◆ **Objective**: Skip the images. Copy the records exactly as written.

◆ **Stored records**:

--------------------

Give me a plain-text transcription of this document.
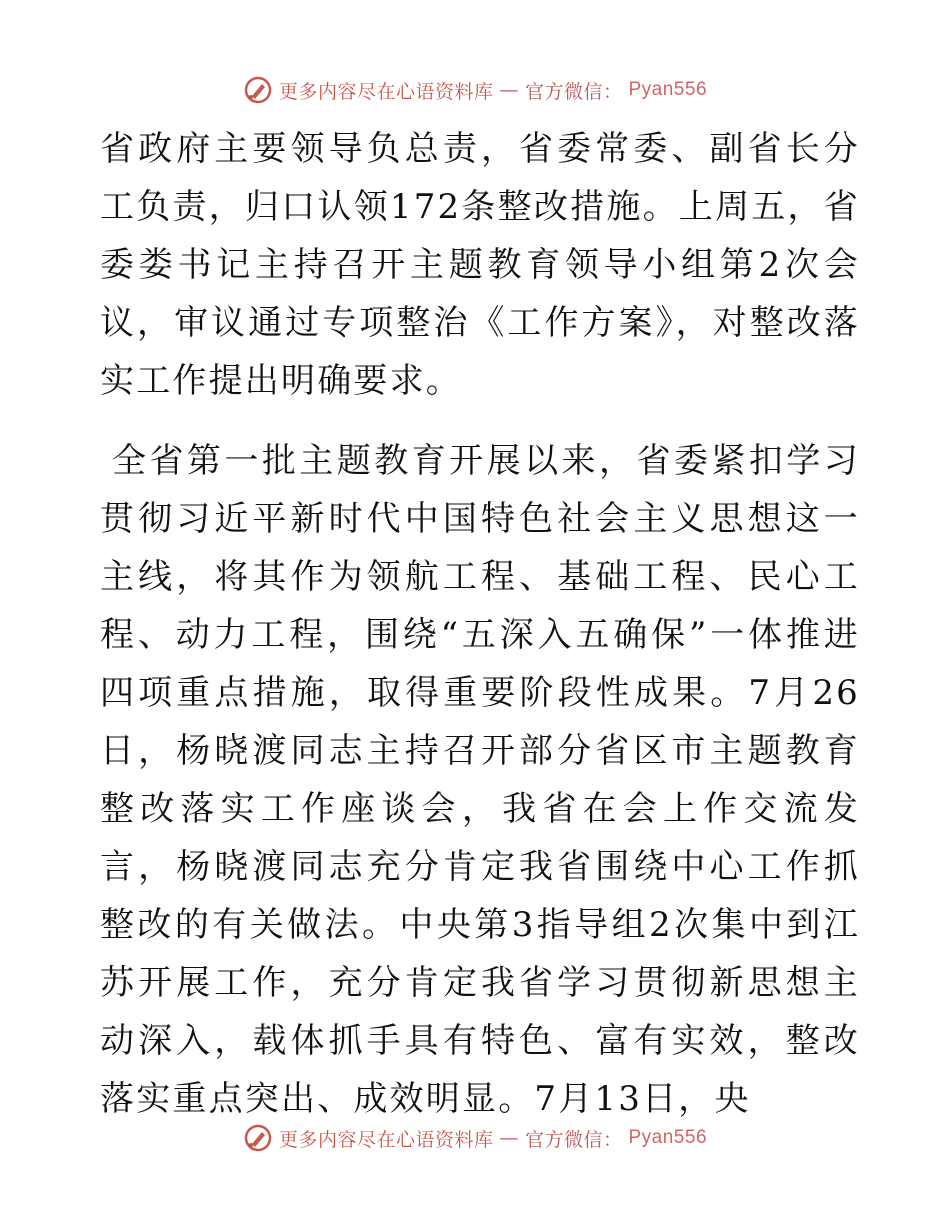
更多内容尽在心语资料库 — 官方微信： Pyan556

省政府主要领导负总责，省委常委、副省长分工负责，归口认领172条整改措施。上周五，省委娄书记主持召开主题教育领导小组第2次会议，审议通过专项整治《工作方案》，对整改落实工作提出明确要求。

全省第一批主题教育开展以来，省委紧扣学习贯彻习近平新时代中国特色社会主义思想这一主线，将其作为领航工程、基础工程、民心工程、动力工程，围绕“五深入五确保”一体推进四项重点措施，取得重要阶段性成果。7月26日，杨晓渡同志主持召开部分省区市主题教育整改落实工作座谈会，我省在会上作交流发言，杨晓渡同志充分肯定我省围绕中心工作抓整改的有关做法。中央第3指导组2次集中到江苏开展工作，充分肯定我省学习贯彻新思想主动深入，载体抓手具有特色、富有实效，整改落实重点突出、成效明显。7月13日，央

更多内容尽在心语资料库 — 官方微信： Pyan556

--------------------

◆ **The answer**:
Give me a plain-text transcription of this document.
更多内容尽在心语资料库 — 官方微信： Pyan556

省政府主要领导负总责，省委常委、副省长分工负责，归口认领172条整改措施。上周五，省委娄书记主持召开主题教育领导小组第2次会议，审议通过专项整治《工作方案》，对整改落实工作提出明确要求。

全省第一批主题教育开展以来，省委紧扣学习贯彻习近平新时代中国特色社会主义思想这一主线，将其作为领航工程、基础工程、民心工程、动力工程，围绕“五深入五确保”一体推进四项重点措施，取得重要阶段性成果。7月26日，杨晓渡同志主持召开部分省区市主题教育整改落实工作座谈会，我省在会上作交流发言，杨晓渡同志充分肯定我省围绕中心工作抓整改的有关做法。中央第3指导组2次集中到江苏开展工作，充分肯定我省学习贯彻新思想主动深入，载体抓手具有特色、富有实效，整改落实重点突出、成效明显。7月13日，央

更多内容尽在心语资料库 — 官方微信： Pyan556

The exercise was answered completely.